◆ **Exercise directions**: Review the lines that follow and copy each one that contains the word "text".

◆ **Data entries**:
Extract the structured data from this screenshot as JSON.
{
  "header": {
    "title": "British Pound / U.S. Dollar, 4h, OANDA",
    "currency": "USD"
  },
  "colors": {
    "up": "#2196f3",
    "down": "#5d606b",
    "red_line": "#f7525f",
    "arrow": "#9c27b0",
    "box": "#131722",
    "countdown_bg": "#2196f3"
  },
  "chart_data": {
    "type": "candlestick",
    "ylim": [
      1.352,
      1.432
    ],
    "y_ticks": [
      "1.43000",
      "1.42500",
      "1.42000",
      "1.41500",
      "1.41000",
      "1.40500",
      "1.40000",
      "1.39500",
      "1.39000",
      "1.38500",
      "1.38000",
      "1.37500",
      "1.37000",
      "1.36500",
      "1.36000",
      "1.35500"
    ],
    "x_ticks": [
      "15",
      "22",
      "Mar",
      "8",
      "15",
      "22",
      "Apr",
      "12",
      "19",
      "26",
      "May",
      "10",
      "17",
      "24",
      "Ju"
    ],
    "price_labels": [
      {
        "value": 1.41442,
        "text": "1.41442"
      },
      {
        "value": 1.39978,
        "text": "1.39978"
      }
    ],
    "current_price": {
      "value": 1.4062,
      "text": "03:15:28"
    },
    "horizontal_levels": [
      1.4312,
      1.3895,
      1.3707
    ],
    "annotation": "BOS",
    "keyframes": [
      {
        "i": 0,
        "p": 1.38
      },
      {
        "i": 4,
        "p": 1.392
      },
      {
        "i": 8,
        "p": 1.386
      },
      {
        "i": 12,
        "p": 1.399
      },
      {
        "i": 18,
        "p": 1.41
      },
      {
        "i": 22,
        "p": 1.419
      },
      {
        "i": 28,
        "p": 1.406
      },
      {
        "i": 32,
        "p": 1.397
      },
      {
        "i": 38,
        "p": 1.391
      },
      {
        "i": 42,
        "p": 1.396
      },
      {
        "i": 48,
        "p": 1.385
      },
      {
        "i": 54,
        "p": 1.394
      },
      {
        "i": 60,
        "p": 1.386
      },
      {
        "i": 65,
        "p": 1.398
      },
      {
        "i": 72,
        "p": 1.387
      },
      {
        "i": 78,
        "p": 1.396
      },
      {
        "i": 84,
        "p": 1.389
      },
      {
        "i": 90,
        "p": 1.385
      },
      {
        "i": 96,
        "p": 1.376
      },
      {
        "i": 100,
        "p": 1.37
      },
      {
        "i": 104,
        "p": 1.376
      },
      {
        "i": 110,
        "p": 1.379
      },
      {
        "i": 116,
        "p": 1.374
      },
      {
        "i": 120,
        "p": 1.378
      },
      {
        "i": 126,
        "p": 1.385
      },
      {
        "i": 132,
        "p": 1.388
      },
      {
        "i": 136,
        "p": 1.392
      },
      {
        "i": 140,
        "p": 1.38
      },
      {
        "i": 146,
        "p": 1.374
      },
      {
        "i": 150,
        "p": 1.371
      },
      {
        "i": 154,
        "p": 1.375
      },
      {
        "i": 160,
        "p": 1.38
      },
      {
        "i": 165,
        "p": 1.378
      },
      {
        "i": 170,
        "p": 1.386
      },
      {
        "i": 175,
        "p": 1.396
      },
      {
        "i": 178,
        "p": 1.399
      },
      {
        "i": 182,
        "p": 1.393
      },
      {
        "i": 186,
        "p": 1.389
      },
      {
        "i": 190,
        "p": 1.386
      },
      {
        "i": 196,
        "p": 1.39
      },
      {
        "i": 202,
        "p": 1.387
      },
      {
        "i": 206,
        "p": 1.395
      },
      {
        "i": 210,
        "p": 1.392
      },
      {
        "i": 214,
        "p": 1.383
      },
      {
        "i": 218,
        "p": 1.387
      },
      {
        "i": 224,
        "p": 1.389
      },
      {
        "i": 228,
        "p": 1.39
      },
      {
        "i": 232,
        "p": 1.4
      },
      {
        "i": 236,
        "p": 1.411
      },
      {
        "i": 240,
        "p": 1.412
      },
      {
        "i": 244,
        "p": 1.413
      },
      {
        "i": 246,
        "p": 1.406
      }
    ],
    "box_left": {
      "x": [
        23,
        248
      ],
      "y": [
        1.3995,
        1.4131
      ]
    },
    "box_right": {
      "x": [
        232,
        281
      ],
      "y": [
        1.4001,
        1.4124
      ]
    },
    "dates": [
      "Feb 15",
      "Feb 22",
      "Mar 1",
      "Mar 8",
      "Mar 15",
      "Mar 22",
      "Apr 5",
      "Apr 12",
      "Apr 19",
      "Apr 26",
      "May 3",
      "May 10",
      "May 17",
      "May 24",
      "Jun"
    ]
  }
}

◆ **Exercise output**:
        "text": "1.41442"
        "text": "1.39978"
      "text": "03:15:28"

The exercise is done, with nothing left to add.